_Short problem:_
Reproduce the listing below without changes, except that pictures are left out.

-- Start of Records for the task --

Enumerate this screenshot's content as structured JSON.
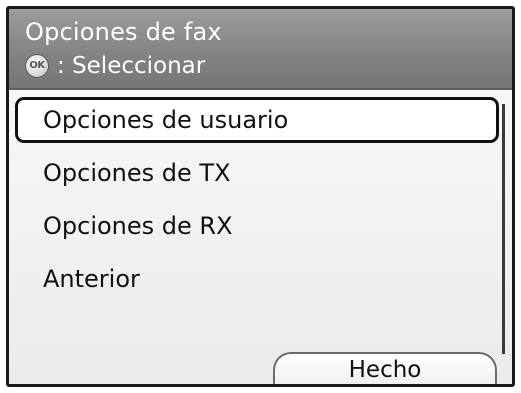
{
  "header": {
    "title": "Opciones de fax",
    "ok_icon_label": "OK",
    "hint": ": Seleccionar"
  },
  "menu": {
    "items": [
      {
        "label": "Opciones de usuario",
        "selected": true
      },
      {
        "label": "Opciones de TX",
        "selected": false
      },
      {
        "label": "Opciones de RX",
        "selected": false
      },
      {
        "label": "Anterior",
        "selected": false
      }
    ]
  },
  "footer": {
    "done_label": "Hecho"
  }
}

-- End of Records for the task --

_The output:_
Enumerate this screenshot's content as structured JSON.
{
  "header": {
    "title": "Opciones de fax",
    "ok_icon_label": "OK",
    "hint": ": Seleccionar"
  },
  "menu": {
    "items": [
      {
        "label": "Opciones de usuario",
        "selected": true
      },
      {
        "label": "Opciones de TX",
        "selected": false
      },
      {
        "label": "Opciones de RX",
        "selected": false
      },
      {
        "label": "Anterior",
        "selected": false
      }
    ]
  },
  "footer": {
    "done_label": "Hecho"
  }
}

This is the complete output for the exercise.